NJAW Wants to Add New Costs to Customer Bills, But the Court Says No

As New Jersey American Water (NJAW) has spent millions and millions to buy water and sewer systems in the Garden State, it has simultaneously been seeking permission from New Jersey courts to burden its customers with a much larger share of those costs. So far, the courts have protected customers.

For several years now, the bills paid by NJAW’s 2.8 million customers have been rising. One big reason for that has been the corporate utility’s aggressive acquisitions strategy. NJAW purchases have included municipal systems in Haddonfield, Salem, Egg Harbor City, Bound Brook, Somerville, Long Hill, Manalapan, and South Orange, as well as private systems like Shorelands Water.

Many government and corporate drinking water systems buy water supply in bulk or “wholesale” from other systems. Government utilities buy water from one another; corporate systems do, too. Some contracts involve a government utility and a corporate utility. Customers of about 50 NJ municipal systems that buy water from NJAW may not realize that indirectly they are NJAW customers.

- **WRITTEN PROBLEM A**:
Copy out the stretch of the rows from their beginning through the line containing "The engine housing 1 is at (660, 330).", including both ends, and leave out the pictures.
The article above and the rows that follow have no connection to each other.

Stored records
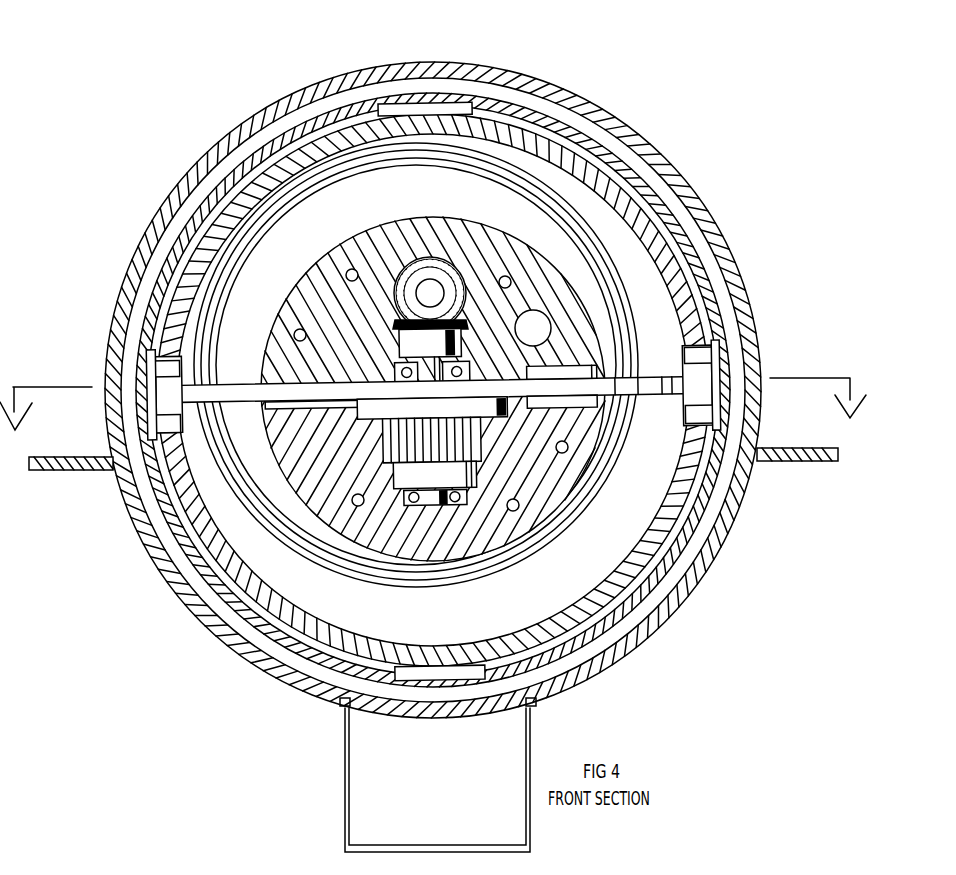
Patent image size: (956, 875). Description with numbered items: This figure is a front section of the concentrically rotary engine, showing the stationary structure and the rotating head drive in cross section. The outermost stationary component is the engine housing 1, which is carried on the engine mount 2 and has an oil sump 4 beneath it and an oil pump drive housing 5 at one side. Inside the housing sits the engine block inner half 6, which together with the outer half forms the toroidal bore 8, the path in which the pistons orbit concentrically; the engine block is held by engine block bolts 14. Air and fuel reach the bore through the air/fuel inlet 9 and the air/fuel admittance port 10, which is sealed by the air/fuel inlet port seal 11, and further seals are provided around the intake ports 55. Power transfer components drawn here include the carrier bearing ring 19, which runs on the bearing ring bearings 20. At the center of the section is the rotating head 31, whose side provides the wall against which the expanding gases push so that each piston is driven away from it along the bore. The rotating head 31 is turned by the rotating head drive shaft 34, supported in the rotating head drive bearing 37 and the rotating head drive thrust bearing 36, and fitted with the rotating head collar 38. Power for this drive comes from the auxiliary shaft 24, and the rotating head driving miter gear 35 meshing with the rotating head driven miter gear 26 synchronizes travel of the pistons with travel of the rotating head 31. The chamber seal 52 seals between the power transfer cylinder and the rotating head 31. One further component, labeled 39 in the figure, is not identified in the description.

The engine housing 1 is at (660, 330).
The engine mount 2 is at (62, 470).
The oil sump 4 is at (530, 742).
The oil pump drive housing 5 is at (433, 389).
The engine block inner half 6 is at (700, 330).
The toroidal bore 8 is at (595, 242).
The air/fuel inlet 9 is at (552, 326).
The air/fuel admittance port 10 is at (600, 375).
The air/fuel inlet port seal 11 is at (560, 402).
The engine block bolt 14 is at (350, 273).
The carrier bearing ring 19 is at (598, 262).
The bearing ring bearings 20 is at (440, 102).
The auxiliary shaft 24 is at (395, 268).
The rotating head driven miter gear 26 is at (405, 258).
The rotating head 31 is at (235, 393).
The rotating head drive shaft 34 is at (405, 360).
The rotating head driving miter gear 35 is at (400, 368).
The rotating head drive thrust bearing 36 is at (440, 492).
The rotating head drive bearing 37 is at (430, 366).
The rotating head collar 38 is at (395, 408).
The motor 39 is at (415, 440).
The chamber seal 52 is at (165, 390).
The intake port seal 55 is at (160, 362).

- **WRITTEN PROBLEM B**:
According to the article on New Jersey American Water, how many customers pay NJAW's bills?

- **EXERCISE RESPONSE A**:
Patent image size: (956, 875). Description with numbered items: This figure is a front section of the concentrically rotary engine, showing the stationary structure and the rotating head drive in cross section. The outermost stationary component is the engine housing 1, which is carried on the engine mount 2 and has an oil sump 4 beneath it and an oil pump drive housing 5 at one side. Inside the housing sits the engine block inner half 6, which together with the outer half forms the toroidal bore 8, the path in which the pistons orbit concentrically; the engine block is held by engine block bolts 14. Air and fuel reach the bore through the air/fuel inlet 9 and the air/fuel admittance port 10, which is sealed by the air/fuel inlet port seal 11, and further seals are provided around the intake ports 55. Power transfer components drawn here include the carrier bearing ring 19, which runs on the bearing ring bearings 20. At the center of the section is the rotating head 31, whose side provides the wall against which the expanding gases push so that each piston is driven away from it along the bore. The rotating head 31 is turned by the rotating head drive shaft 34, supported in the rotating head drive bearing 37 and the rotating head drive thrust bearing 36, and fitted with the rotating head collar 38. Power for this drive comes from the auxiliary shaft 24, and the rotating head driving miter gear 35 meshing with the rotating head driven miter gear 26 synchronizes travel of the pistons with travel of the rotating head 31. The chamber seal 52 seals between the power transfer cylinder and the rotating head 31. One further component, labeled 39 in the figure, is not identified in the description.

The engine housing 1 is at (660, 330).

- **EXERCISE RESPONSE B**:
NJAW has 2.8 million customers.